►

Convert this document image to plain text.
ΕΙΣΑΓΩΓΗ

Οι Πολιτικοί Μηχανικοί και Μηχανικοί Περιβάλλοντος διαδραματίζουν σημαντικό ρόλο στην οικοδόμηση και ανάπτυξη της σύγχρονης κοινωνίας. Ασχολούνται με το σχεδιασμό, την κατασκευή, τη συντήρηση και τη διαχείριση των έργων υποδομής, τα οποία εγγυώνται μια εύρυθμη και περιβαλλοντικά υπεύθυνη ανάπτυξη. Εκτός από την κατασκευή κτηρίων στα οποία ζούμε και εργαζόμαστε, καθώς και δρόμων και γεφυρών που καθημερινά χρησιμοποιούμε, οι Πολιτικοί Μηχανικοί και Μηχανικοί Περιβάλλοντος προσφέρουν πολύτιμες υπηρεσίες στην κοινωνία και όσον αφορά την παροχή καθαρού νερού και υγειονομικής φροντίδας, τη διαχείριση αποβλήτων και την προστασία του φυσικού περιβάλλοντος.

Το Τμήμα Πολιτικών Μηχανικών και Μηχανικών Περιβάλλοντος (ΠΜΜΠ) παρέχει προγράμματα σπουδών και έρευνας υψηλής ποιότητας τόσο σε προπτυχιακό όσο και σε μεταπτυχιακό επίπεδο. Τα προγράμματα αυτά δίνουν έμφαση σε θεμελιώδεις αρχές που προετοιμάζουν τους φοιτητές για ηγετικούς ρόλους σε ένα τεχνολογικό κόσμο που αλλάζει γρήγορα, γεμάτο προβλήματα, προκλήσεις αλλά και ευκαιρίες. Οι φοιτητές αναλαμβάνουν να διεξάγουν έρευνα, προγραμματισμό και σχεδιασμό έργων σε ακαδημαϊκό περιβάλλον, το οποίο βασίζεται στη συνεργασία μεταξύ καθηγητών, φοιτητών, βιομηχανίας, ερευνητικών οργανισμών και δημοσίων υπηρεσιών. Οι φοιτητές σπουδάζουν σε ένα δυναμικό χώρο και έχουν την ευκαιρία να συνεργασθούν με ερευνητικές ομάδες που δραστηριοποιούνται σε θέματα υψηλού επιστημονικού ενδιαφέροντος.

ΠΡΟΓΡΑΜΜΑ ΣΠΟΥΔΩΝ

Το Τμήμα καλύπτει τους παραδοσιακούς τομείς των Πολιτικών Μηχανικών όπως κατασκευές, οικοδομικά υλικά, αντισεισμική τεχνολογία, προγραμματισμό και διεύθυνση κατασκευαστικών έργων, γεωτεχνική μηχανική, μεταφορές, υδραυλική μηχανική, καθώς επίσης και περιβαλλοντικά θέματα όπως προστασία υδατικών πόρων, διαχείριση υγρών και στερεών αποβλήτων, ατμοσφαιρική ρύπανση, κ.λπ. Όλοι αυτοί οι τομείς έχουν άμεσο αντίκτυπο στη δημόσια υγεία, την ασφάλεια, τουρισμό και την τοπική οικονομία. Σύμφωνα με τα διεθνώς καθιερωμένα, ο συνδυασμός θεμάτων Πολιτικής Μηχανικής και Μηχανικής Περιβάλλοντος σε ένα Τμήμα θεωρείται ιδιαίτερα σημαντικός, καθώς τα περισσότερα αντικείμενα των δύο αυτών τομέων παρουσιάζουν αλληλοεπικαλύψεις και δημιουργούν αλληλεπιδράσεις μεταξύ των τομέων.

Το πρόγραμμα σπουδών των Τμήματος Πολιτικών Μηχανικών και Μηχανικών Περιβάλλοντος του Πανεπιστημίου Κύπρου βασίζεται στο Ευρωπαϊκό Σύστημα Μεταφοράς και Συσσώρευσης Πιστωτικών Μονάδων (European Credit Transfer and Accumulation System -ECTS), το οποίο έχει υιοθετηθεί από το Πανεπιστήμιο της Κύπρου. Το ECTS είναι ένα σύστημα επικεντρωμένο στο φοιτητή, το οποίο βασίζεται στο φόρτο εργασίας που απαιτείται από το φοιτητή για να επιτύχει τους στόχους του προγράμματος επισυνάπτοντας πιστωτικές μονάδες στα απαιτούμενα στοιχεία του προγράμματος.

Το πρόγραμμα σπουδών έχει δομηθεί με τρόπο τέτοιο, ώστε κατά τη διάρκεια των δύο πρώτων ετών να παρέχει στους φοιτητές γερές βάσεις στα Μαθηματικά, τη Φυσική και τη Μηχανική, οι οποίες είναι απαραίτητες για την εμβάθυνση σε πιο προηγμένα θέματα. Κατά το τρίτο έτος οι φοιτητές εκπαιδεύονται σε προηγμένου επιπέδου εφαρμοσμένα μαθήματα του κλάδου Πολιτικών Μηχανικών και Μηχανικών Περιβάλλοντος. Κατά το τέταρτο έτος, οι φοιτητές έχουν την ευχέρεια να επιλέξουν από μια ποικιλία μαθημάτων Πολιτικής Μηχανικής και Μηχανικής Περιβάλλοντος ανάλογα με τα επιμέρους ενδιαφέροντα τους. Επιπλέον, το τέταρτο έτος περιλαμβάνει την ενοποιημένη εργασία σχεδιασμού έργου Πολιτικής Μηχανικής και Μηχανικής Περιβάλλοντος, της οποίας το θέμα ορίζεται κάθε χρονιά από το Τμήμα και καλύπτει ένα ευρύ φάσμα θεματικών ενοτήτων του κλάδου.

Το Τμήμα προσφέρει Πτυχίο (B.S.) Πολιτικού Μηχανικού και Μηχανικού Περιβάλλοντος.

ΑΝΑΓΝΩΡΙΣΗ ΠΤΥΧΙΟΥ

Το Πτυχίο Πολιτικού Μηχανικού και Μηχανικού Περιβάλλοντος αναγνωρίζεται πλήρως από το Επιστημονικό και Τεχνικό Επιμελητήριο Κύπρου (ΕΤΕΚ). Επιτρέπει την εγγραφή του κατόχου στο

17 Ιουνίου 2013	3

◄

Locate the string "πρόγραμμα" in the listing above and copy every line where it occurs.

Το πρόγραμμα σπουδών των Τμήματος Πολιτικών Μηχανικών και Μηχανικών Περιβάλλοντος του Πανεπιστημίου Κύπρου βασίζεται στο Ευρωπαϊκό Σύστημα Μεταφοράς και Συσσώρευσης Πιστωτικών Μονάδων (European Credit Transfer and Accumulation System -ECTS), το οποίο έχει υιοθετηθεί από το Πανεπιστήμιο της Κύπρου. Το ECTS είναι ένα σύστημα επικεντρωμένο στο φοιτητή, το οποίο βασίζεται στο φόρτο εργασίας που απαιτείται από το φοιτητή για να επιτύχει τους στόχους του προγράμματος επισυνάπτοντας πιστωτικές μονάδες στα απαιτούμενα στοιχεία του προγράμματος.
Το πρόγραμμα σπουδών έχει δομηθεί με τρόπο τέτοιο, ώστε κατά τη διάρκεια των δύο πρώτων ετών να παρέχει στους φοιτητές γερές βάσεις στα Μαθηματικά, τη Φυσική και τη Μηχανική, οι οποίες είναι απαραίτητες για την εμβάθυνση σε πιο προηγμένα θέματα. Κατά το τρίτο έτος οι φοιτητές εκπαιδεύονται σε προηγμένου επιπέδου εφαρμοσμένα μαθήματα του κλάδου Πολιτικών Μηχανικών και Μηχανικών Περιβάλλοντος. Κατά το τέταρτο έτος, οι φοιτητές έχουν την ευχέρεια να επιλέξουν από μια ποικιλία μαθημάτων Πολιτικής Μηχανικής και Μηχανικής Περιβάλλοντος ανάλογα με τα επιμέρους ενδιαφέροντα τους. Επιπλέον, το τέταρτο έτος περιλαμβάνει την ενοποιημένη εργασία σχεδιασμού έργου Πολιτικής Μηχανικής και Μηχανικής Περιβάλλοντος, της οποίας το θέμα ορίζεται κάθε χρονιά από το Τμήμα και καλύπτει ένα ευρύ φάσμα θεματικών ενοτήτων του κλάδου.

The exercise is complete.